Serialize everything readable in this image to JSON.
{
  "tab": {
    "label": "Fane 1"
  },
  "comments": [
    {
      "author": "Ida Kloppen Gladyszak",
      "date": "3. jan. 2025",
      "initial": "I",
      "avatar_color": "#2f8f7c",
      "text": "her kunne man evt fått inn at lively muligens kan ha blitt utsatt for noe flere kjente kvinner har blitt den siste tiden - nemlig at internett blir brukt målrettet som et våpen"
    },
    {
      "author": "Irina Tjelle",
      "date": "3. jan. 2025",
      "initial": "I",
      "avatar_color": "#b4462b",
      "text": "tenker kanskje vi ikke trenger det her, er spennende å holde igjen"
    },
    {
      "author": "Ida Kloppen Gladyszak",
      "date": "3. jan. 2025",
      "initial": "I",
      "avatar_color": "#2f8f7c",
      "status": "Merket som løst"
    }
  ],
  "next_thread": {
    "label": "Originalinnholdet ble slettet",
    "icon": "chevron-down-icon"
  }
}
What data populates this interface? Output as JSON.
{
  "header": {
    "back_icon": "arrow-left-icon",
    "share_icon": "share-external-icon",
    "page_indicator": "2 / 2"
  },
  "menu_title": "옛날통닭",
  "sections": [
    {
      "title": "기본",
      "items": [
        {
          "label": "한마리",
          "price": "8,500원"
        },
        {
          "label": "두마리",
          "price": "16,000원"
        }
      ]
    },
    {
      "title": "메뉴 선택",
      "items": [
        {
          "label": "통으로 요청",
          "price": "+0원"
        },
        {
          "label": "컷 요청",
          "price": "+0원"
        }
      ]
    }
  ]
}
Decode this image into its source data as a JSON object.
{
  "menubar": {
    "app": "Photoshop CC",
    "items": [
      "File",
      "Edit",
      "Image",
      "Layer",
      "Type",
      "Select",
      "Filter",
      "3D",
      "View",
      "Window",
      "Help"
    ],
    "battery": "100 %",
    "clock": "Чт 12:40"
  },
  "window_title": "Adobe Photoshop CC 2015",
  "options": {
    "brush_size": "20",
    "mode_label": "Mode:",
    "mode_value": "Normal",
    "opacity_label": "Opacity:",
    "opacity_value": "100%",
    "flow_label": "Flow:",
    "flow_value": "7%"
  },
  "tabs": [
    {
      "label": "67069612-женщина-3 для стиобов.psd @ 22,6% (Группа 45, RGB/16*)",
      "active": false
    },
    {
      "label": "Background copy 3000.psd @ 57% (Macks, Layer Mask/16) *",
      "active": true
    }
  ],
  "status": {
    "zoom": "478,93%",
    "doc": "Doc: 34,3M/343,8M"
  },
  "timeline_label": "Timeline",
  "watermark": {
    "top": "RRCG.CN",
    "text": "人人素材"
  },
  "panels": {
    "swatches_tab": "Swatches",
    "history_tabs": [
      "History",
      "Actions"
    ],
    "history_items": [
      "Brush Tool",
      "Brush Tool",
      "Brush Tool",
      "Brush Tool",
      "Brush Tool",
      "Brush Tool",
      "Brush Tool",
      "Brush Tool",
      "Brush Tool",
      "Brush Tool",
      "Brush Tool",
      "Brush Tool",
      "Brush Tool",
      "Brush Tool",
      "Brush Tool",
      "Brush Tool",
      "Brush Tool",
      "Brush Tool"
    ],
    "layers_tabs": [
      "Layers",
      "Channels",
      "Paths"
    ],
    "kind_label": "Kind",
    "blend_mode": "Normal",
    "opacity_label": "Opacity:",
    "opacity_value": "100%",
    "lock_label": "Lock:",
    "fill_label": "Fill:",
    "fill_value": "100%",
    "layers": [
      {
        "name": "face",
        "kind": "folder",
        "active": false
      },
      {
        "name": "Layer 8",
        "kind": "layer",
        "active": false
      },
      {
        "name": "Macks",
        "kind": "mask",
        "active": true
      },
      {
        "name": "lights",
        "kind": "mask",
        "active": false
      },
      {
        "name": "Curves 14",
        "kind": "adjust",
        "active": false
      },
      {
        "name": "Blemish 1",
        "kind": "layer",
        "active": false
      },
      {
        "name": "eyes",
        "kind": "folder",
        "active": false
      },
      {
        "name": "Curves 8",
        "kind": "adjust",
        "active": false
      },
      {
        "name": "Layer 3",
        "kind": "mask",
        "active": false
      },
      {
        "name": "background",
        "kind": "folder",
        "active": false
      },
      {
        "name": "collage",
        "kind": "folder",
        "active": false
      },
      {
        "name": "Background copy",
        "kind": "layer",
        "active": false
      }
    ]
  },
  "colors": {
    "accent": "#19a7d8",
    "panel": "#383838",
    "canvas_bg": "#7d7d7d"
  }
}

» **Required work**
Without leaving anything out, give the entries again exactly.

» **The result**
Serialize everything readable in this image to JSON.
{
  "tab": {
    "label": "Fane 1"
  },
  "comments": [
    {
      "author": "Ida Kloppen Gladyszak",
      "date": "3. jan. 2025",
      "initial": "I",
      "avatar_color": "#2f8f7c",
      "text": "her kunne man evt fått inn at lively muligens kan ha blitt utsatt for noe flere kjente kvinner har blitt den siste tiden - nemlig at internett blir brukt målrettet som et våpen"
    },
    {
      "author": "Irina Tjelle",
      "date": "3. jan. 2025",
      "initial": "I",
      "avatar_color": "#b4462b",
      "text": "tenker kanskje vi ikke trenger det her, er spennende å holde igjen"
    },
    {
      "author": "Ida Kloppen Gladyszak",
      "date": "3. jan. 2025",
      "initial": "I",
      "avatar_color": "#2f8f7c",
      "status": "Merket som løst"
    }
  ],
  "next_thread": {
    "label": "Originalinnholdet ble slettet",
    "icon": "chevron-down-icon"
  }
}
What data populates this interface? Output as JSON.
{
  "header": {
    "back_icon": "arrow-left-icon",
    "share_icon": "share-external-icon",
    "page_indicator": "2 / 2"
  },
  "menu_title": "옛날통닭",
  "sections": [
    {
      "title": "기본",
      "items": [
        {
          "label": "한마리",
          "price": "8,500원"
        },
        {
          "label": "두마리",
          "price": "16,000원"
        }
      ]
    },
    {
      "title": "메뉴 선택",
      "items": [
        {
          "label": "통으로 요청",
          "price": "+0원"
        },
        {
          "label": "컷 요청",
          "price": "+0원"
        }
      ]
    }
  ]
}
Decode this image into its source data as a JSON object.
{
  "menubar": {
    "app": "Photoshop CC",
    "items": [
      "File",
      "Edit",
      "Image",
      "Layer",
      "Type",
      "Select",
      "Filter",
      "3D",
      "View",
      "Window",
      "Help"
    ],
    "battery": "100 %",
    "clock": "Чт 12:40"
  },
  "window_title": "Adobe Photoshop CC 2015",
  "options": {
    "brush_size": "20",
    "mode_label": "Mode:",
    "mode_value": "Normal",
    "opacity_label": "Opacity:",
    "opacity_value": "100%",
    "flow_label": "Flow:",
    "flow_value": "7%"
  },
  "tabs": [
    {
      "label": "67069612-женщина-3 для стиобов.psd @ 22,6% (Группа 45, RGB/16*)",
      "active": false
    },
    {
      "label": "Background copy 3000.psd @ 57% (Macks, Layer Mask/16) *",
      "active": true
    }
  ],
  "status": {
    "zoom": "478,93%",
    "doc": "Doc: 34,3M/343,8M"
  },
  "timeline_label": "Timeline",
  "watermark": {
    "top": "RRCG.CN",
    "text": "人人素材"
  },
  "panels": {
    "swatches_tab": "Swatches",
    "history_tabs": [
      "History",
      "Actions"
    ],
    "history_items": [
      "Brush Tool",
      "Brush Tool",
      "Brush Tool",
      "Brush Tool",
      "Brush Tool",
      "Brush Tool",
      "Brush Tool",
      "Brush Tool",
      "Brush Tool",
      "Brush Tool",
      "Brush Tool",
      "Brush Tool",
      "Brush Tool",
      "Brush Tool",
      "Brush Tool",
      "Brush Tool",
      "Brush Tool",
      "Brush Tool"
    ],
    "layers_tabs": [
      "Layers",
      "Channels",
      "Paths"
    ],
    "kind_label": "Kind",
    "blend_mode": "Normal",
    "opacity_label": "Opacity:",
    "opacity_value": "100%",
    "lock_label": "Lock:",
    "fill_label": "Fill:",
    "fill_value": "100%",
    "layers": [
      {
        "name": "face",
        "kind": "folder",
        "active": false
      },
      {
        "name": "Layer 8",
        "kind": "layer",
        "active": false
      },
      {
        "name": "Macks",
        "kind": "mask",
        "active": true
      },
      {
        "name": "lights",
        "kind": "mask",
        "active": false
      },
      {
        "name": "Curves 14",
        "kind": "adjust",
        "active": false
      },
      {
        "name": "Blemish 1",
        "kind": "layer",
        "active": false
      },
      {
        "name": "eyes",
        "kind": "folder",
        "active": false
      },
      {
        "name": "Curves 8",
        "kind": "adjust",
        "active": false
      },
      {
        "name": "Layer 3",
        "kind": "mask",
        "active": false
      },
      {
        "name": "background",
        "kind": "folder",
        "active": false
      },
      {
        "name": "collage",
        "kind": "folder",
        "active": false
      },
      {
        "name": "Background copy",
        "kind": "layer",
        "active": false
      }
    ]
  },
  "colors": {
    "accent": "#19a7d8",
    "panel": "#383838",
    "canvas_bg": "#7d7d7d"
  }
}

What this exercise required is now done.